Saved data entries
--- --- ---

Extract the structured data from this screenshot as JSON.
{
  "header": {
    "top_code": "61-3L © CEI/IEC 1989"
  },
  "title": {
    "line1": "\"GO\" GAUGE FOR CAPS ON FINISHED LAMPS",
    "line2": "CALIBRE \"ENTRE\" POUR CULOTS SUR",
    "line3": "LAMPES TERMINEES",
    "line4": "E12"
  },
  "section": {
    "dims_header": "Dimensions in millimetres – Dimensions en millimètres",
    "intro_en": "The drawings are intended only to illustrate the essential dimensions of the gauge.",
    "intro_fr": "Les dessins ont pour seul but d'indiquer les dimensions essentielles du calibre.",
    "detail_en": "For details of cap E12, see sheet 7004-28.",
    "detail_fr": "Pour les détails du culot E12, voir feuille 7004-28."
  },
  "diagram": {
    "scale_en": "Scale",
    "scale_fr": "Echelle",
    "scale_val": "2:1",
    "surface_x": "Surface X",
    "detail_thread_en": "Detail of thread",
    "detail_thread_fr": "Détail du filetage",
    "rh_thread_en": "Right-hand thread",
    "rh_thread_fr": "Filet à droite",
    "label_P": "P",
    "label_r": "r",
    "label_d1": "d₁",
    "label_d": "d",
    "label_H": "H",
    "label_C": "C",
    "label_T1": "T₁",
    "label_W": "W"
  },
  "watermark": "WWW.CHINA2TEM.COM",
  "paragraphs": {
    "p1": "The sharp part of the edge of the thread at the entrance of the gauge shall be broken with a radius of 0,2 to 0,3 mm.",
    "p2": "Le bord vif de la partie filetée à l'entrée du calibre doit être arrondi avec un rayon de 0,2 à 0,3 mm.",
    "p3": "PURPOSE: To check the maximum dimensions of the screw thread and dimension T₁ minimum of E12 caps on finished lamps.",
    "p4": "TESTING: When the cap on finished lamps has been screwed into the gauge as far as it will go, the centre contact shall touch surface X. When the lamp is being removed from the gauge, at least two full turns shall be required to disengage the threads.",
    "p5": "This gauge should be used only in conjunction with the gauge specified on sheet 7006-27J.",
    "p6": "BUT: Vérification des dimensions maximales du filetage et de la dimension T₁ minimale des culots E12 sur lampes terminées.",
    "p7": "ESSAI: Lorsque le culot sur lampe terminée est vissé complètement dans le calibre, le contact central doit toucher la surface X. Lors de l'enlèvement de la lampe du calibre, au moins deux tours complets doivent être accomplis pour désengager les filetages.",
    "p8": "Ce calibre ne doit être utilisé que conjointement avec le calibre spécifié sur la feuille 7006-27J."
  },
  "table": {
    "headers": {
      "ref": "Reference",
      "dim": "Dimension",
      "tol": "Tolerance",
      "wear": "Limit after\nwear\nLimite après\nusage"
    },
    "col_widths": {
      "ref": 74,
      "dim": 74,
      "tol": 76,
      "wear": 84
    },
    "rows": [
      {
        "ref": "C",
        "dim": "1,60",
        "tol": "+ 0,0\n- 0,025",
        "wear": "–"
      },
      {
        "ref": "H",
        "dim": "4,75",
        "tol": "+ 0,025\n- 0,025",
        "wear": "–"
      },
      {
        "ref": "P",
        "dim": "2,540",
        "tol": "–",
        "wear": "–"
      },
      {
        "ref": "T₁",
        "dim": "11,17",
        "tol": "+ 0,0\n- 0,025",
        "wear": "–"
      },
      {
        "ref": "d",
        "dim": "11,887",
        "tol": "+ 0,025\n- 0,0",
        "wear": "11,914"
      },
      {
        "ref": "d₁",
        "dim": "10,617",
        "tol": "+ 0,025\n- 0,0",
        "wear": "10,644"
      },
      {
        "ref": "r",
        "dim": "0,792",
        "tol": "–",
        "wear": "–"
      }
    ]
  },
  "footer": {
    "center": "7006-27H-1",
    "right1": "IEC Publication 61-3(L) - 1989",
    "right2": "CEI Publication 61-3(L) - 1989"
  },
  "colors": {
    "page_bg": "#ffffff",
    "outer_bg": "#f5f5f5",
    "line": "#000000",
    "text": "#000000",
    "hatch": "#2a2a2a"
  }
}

--- --- ---

TASK GOAL:
What do the records say? Quote them all exactly.

RESPONSE FOR THIS EXERCISE:
Extract the structured data from this screenshot as JSON.
{
  "header": {
    "top_code": "61-3L © CEI/IEC 1989"
  },
  "title": {
    "line1": "\"GO\" GAUGE FOR CAPS ON FINISHED LAMPS",
    "line2": "CALIBRE \"ENTRE\" POUR CULOTS SUR",
    "line3": "LAMPES TERMINEES",
    "line4": "E12"
  },
  "section": {
    "dims_header": "Dimensions in millimetres – Dimensions en millimètres",
    "intro_en": "The drawings are intended only to illustrate the essential dimensions of the gauge.",
    "intro_fr": "Les dessins ont pour seul but d'indiquer les dimensions essentielles du calibre.",
    "detail_en": "For details of cap E12, see sheet 7004-28.",
    "detail_fr": "Pour les détails du culot E12, voir feuille 7004-28."
  },
  "diagram": {
    "scale_en": "Scale",
    "scale_fr": "Echelle",
    "scale_val": "2:1",
    "surface_x": "Surface X",
    "detail_thread_en": "Detail of thread",
    "detail_thread_fr": "Détail du filetage",
    "rh_thread_en": "Right-hand thread",
    "rh_thread_fr": "Filet à droite",
    "label_P": "P",
    "label_r": "r",
    "label_d1": "d₁",
    "label_d": "d",
    "label_H": "H",
    "label_C": "C",
    "label_T1": "T₁",
    "label_W": "W"
  },
  "watermark": "WWW.CHINA2TEM.COM",
  "paragraphs": {
    "p1": "The sharp part of the edge of the thread at the entrance of the gauge shall be broken with a radius of 0,2 to 0,3 mm.",
    "p2": "Le bord vif de la partie filetée à l'entrée du calibre doit être arrondi avec un rayon de 0,2 à 0,3 mm.",
    "p3": "PURPOSE: To check the maximum dimensions of the screw thread and dimension T₁ minimum of E12 caps on finished lamps.",
    "p4": "TESTING: When the cap on finished lamps has been screwed into the gauge as far as it will go, the centre contact shall touch surface X. When the lamp is being removed from the gauge, at least two full turns shall be required to disengage the threads.",
    "p5": "This gauge should be used only in conjunction with the gauge specified on sheet 7006-27J.",
    "p6": "BUT: Vérification des dimensions maximales du filetage et de la dimension T₁ minimale des culots E12 sur lampes terminées.",
    "p7": "ESSAI: Lorsque le culot sur lampe terminée est vissé complètement dans le calibre, le contact central doit toucher la surface X. Lors de l'enlèvement de la lampe du calibre, au moins deux tours complets doivent être accomplis pour désengager les filetages.",
    "p8": "Ce calibre ne doit être utilisé que conjointement avec le calibre spécifié sur la feuille 7006-27J."
  },
  "table": {
    "headers": {
      "ref": "Reference",
      "dim": "Dimension",
      "tol": "Tolerance",
      "wear": "Limit after\nwear\nLimite après\nusage"
    },
    "col_widths": {
      "ref": 74,
      "dim": 74,
      "tol": 76,
      "wear": 84
    },
    "rows": [
      {
        "ref": "C",
        "dim": "1,60",
        "tol": "+ 0,0\n- 0,025",
        "wear": "–"
      },
      {
        "ref": "H",
        "dim": "4,75",
        "tol": "+ 0,025\n- 0,025",
        "wear": "–"
      },
      {
        "ref": "P",
        "dim": "2,540",
        "tol": "–",
        "wear": "–"
      },
      {
        "ref": "T₁",
        "dim": "11,17",
        "tol": "+ 0,0\n- 0,025",
        "wear": "–"
      },
      {
        "ref": "d",
        "dim": "11,887",
        "tol": "+ 0,025\n- 0,0",
        "wear": "11,914"
      },
      {
        "ref": "d₁",
        "dim": "10,617",
        "tol": "+ 0,025\n- 0,0",
        "wear": "10,644"
      },
      {
        "ref": "r",
        "dim": "0,792",
        "tol": "–",
        "wear": "–"
      }
    ]
  },
  "footer": {
    "center": "7006-27H-1",
    "right1": "IEC Publication 61-3(L) - 1989",
    "right2": "CEI Publication 61-3(L) - 1989"
  },
  "colors": {
    "page_bg": "#ffffff",
    "outer_bg": "#f5f5f5",
    "line": "#000000",
    "text": "#000000",
    "hatch": "#2a2a2a"
  }
}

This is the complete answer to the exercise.